What is being asked: Images are not part of the copy; write out the rest of the data exactly as given.

Records for the exercise:
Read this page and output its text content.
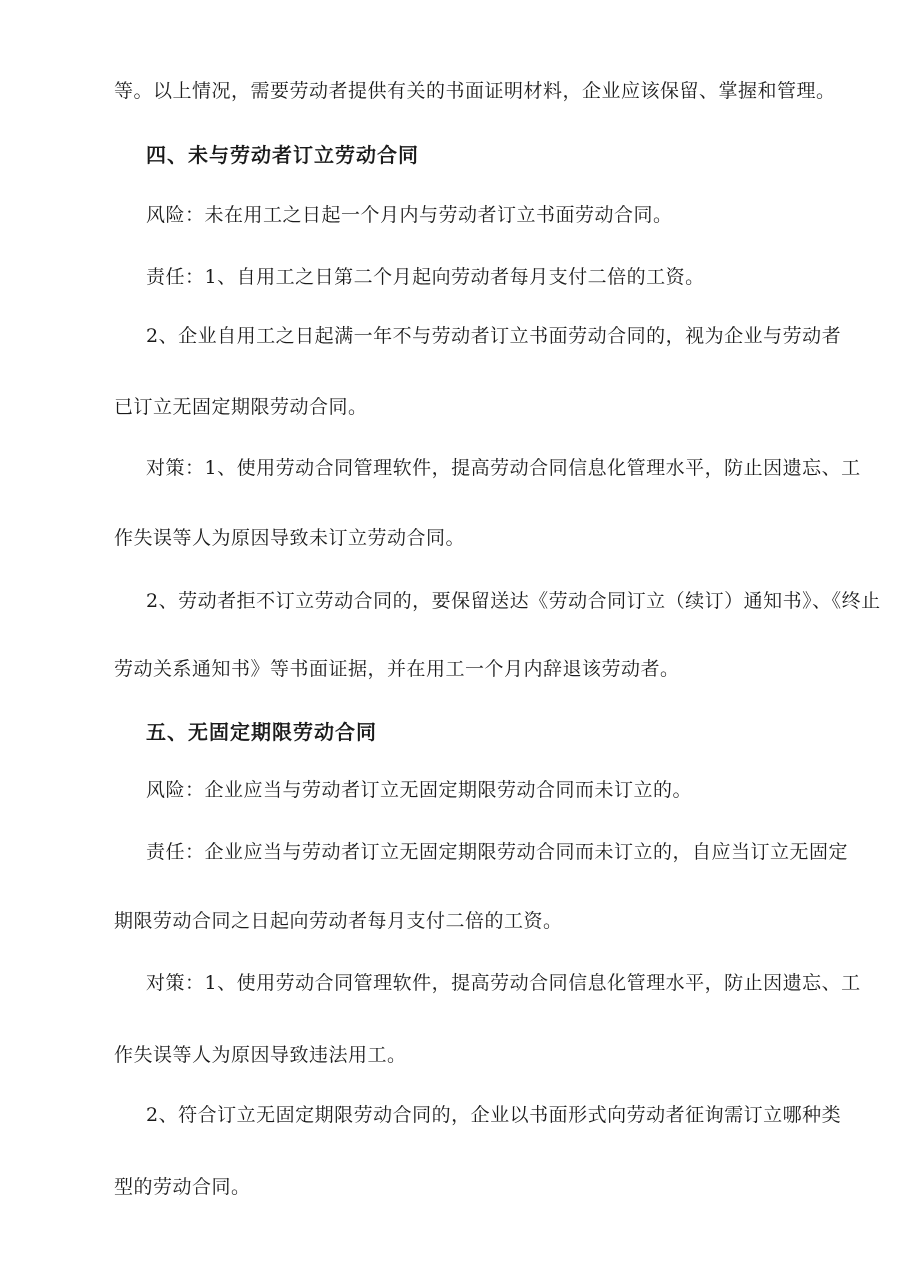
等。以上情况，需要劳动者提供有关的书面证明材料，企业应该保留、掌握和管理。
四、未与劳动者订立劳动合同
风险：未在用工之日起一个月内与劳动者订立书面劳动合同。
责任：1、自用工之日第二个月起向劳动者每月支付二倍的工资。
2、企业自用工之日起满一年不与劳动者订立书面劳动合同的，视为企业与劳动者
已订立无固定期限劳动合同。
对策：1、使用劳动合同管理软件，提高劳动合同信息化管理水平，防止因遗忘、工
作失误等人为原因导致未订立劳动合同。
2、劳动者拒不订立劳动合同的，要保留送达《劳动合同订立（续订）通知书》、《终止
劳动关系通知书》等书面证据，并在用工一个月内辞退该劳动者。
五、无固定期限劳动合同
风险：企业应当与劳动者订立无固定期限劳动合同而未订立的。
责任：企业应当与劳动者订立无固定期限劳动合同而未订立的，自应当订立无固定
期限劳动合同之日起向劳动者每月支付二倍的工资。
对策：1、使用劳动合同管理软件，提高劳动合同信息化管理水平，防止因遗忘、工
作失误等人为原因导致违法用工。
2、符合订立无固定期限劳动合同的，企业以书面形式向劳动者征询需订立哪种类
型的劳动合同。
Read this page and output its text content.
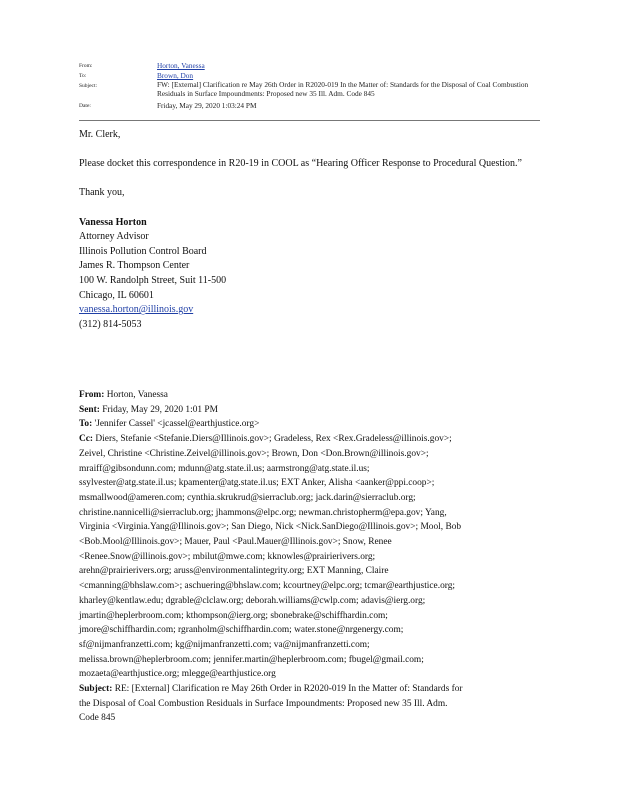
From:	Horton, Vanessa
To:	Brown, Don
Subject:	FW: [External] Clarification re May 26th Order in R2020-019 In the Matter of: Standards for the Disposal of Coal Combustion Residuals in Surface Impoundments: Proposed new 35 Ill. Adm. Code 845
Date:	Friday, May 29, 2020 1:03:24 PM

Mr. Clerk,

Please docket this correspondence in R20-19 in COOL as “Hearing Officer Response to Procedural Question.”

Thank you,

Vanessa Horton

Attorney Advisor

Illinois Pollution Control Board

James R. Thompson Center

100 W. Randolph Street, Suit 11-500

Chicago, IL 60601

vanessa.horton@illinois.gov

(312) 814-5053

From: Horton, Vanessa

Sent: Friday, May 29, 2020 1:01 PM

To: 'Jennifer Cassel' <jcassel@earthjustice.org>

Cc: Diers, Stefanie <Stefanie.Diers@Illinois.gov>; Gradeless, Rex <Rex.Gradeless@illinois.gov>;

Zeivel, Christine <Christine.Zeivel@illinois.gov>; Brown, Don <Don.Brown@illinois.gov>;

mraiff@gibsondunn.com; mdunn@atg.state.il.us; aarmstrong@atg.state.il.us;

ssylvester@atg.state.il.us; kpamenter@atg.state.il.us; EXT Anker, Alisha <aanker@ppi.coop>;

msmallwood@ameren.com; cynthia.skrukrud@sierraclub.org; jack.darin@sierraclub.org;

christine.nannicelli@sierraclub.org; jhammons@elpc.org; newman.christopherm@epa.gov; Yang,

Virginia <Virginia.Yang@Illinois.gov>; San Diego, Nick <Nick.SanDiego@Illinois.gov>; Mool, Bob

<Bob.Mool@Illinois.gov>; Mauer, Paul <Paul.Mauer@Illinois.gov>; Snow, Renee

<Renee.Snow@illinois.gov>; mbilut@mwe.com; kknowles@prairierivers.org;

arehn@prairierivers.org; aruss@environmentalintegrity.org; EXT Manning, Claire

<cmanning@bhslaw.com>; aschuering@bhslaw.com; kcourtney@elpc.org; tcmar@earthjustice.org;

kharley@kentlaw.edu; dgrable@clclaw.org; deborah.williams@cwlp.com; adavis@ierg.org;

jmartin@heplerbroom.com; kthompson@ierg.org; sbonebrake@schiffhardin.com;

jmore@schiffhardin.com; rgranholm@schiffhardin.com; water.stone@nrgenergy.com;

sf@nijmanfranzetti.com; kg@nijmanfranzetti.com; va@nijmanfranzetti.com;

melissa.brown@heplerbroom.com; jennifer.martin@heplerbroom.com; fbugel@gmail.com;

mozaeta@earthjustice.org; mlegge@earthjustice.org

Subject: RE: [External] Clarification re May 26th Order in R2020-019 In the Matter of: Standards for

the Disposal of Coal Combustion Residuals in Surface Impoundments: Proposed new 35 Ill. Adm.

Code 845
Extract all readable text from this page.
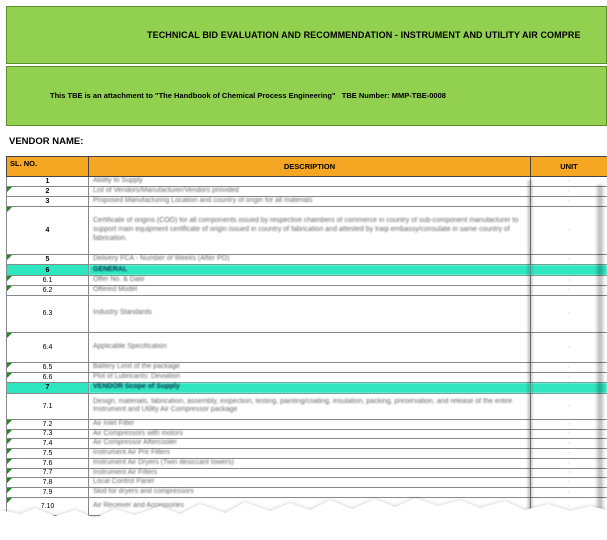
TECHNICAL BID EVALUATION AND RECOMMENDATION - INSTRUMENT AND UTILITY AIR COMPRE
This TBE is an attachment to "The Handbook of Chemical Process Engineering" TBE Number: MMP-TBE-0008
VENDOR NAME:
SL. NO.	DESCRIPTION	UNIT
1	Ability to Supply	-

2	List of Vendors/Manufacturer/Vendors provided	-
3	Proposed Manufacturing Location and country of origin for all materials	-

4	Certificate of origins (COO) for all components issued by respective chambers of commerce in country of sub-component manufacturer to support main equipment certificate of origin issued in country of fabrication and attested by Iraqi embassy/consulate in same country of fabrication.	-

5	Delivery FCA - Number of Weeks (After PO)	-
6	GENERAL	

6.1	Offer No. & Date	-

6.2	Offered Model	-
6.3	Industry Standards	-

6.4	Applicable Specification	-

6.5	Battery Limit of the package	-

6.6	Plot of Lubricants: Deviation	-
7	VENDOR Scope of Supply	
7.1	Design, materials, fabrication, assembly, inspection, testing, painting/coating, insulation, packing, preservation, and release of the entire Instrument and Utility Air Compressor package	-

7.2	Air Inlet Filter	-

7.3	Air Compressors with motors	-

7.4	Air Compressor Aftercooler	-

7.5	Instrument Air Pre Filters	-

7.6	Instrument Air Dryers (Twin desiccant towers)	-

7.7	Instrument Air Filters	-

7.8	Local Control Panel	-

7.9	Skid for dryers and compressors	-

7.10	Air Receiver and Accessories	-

Exercise answer:
Read this page and output its text content.
等。以上情况，需要劳动者提供有关的书面证明材料，企业应该保留、掌握和管理。
四、未与劳动者订立劳动合同
风险：未在用工之日起一个月内与劳动者订立书面劳动合同。
责任：1、自用工之日第二个月起向劳动者每月支付二倍的工资。
2、企业自用工之日起满一年不与劳动者订立书面劳动合同的，视为企业与劳动者
已订立无固定期限劳动合同。
对策：1、使用劳动合同管理软件，提高劳动合同信息化管理水平，防止因遗忘、工
作失误等人为原因导致未订立劳动合同。
2、劳动者拒不订立劳动合同的，要保留送达《劳动合同订立（续订）通知书》、《终止
劳动关系通知书》等书面证据，并在用工一个月内辞退该劳动者。
五、无固定期限劳动合同
风险：企业应当与劳动者订立无固定期限劳动合同而未订立的。
责任：企业应当与劳动者订立无固定期限劳动合同而未订立的，自应当订立无固定
期限劳动合同之日起向劳动者每月支付二倍的工资。
对策：1、使用劳动合同管理软件，提高劳动合同信息化管理水平，防止因遗忘、工
作失误等人为原因导致违法用工。
2、符合订立无固定期限劳动合同的，企业以书面形式向劳动者征询需订立哪种类
型的劳动合同。
Read this page and output its text content.
From:	Horton, Vanessa
To:	Brown, Don
Subject:	FW: [External] Clarification re May 26th Order in R2020-019 In the Matter of: Standards for the Disposal of Coal Combustion Residuals in Surface Impoundments: Proposed new 35 Ill. Adm. Code 845
Date:	Friday, May 29, 2020 1:03:24 PM

Mr. Clerk,

Please docket this correspondence in R20-19 in COOL as “Hearing Officer Response to Procedural Question.”

Thank you,

Vanessa Horton

Attorney Advisor

Illinois Pollution Control Board

James R. Thompson Center

100 W. Randolph Street, Suit 11-500

Chicago, IL 60601

vanessa.horton@illinois.gov

(312) 814-5053

From: Horton, Vanessa

Sent: Friday, May 29, 2020 1:01 PM

To: 'Jennifer Cassel' <jcassel@earthjustice.org>

Cc: Diers, Stefanie <Stefanie.Diers@Illinois.gov>; Gradeless, Rex <Rex.Gradeless@illinois.gov>;

Zeivel, Christine <Christine.Zeivel@illinois.gov>; Brown, Don <Don.Brown@illinois.gov>;

mraiff@gibsondunn.com; mdunn@atg.state.il.us; aarmstrong@atg.state.il.us;

ssylvester@atg.state.il.us; kpamenter@atg.state.il.us; EXT Anker, Alisha <aanker@ppi.coop>;

msmallwood@ameren.com; cynthia.skrukrud@sierraclub.org; jack.darin@sierraclub.org;

christine.nannicelli@sierraclub.org; jhammons@elpc.org; newman.christopherm@epa.gov; Yang,

Virginia <Virginia.Yang@Illinois.gov>; San Diego, Nick <Nick.SanDiego@Illinois.gov>; Mool, Bob

<Bob.Mool@Illinois.gov>; Mauer, Paul <Paul.Mauer@Illinois.gov>; Snow, Renee

<Renee.Snow@illinois.gov>; mbilut@mwe.com; kknowles@prairierivers.org;

arehn@prairierivers.org; aruss@environmentalintegrity.org; EXT Manning, Claire

<cmanning@bhslaw.com>; aschuering@bhslaw.com; kcourtney@elpc.org; tcmar@earthjustice.org;

kharley@kentlaw.edu; dgrable@clclaw.org; deborah.williams@cwlp.com; adavis@ierg.org;

jmartin@heplerbroom.com; kthompson@ierg.org; sbonebrake@schiffhardin.com;

jmore@schiffhardin.com; rgranholm@schiffhardin.com; water.stone@nrgenergy.com;

sf@nijmanfranzetti.com; kg@nijmanfranzetti.com; va@nijmanfranzetti.com;

melissa.brown@heplerbroom.com; jennifer.martin@heplerbroom.com; fbugel@gmail.com;

mozaeta@earthjustice.org; mlegge@earthjustice.org

Subject: RE: [External] Clarification re May 26th Order in R2020-019 In the Matter of: Standards for

the Disposal of Coal Combustion Residuals in Surface Impoundments: Proposed new 35 Ill. Adm.

Code 845
Extract all readable text from this page.
TECHNICAL BID EVALUATION AND RECOMMENDATION - INSTRUMENT AND UTILITY AIR COMPRE
This TBE is an attachment to "The Handbook of Chemical Process Engineering" TBE Number: MMP-TBE-0008
VENDOR NAME:
SL. NO.	DESCRIPTION	UNIT
1	Ability to Supply	-

2	List of Vendors/Manufacturer/Vendors provided	-
3	Proposed Manufacturing Location and country of origin for all materials	-

4	Certificate of origins (COO) for all components issued by respective chambers of commerce in country of sub-component manufacturer to support main equipment certificate of origin issued in country of fabrication and attested by Iraqi embassy/consulate in same country of fabrication.	-

5	Delivery FCA - Number of Weeks (After PO)	-
6	GENERAL	

6.1	Offer No. & Date	-

6.2	Offered Model	-
6.3	Industry Standards	-

6.4	Applicable Specification	-

6.5	Battery Limit of the package	-

6.6	Plot of Lubricants: Deviation	-
7	VENDOR Scope of Supply	
7.1	Design, materials, fabrication, assembly, inspection, testing, painting/coating, insulation, packing, preservation, and release of the entire Instrument and Utility Air Compressor package	-

7.2	Air Inlet Filter	-

7.3	Air Compressors with motors	-

7.4	Air Compressor Aftercooler	-

7.5	Instrument Air Pre Filters	-

7.6	Instrument Air Dryers (Twin desiccant towers)	-

7.7	Instrument Air Filters	-

7.8	Local Control Panel	-

7.9	Skid for dryers and compressors	-

7.10	Air Receiver and Accessories	-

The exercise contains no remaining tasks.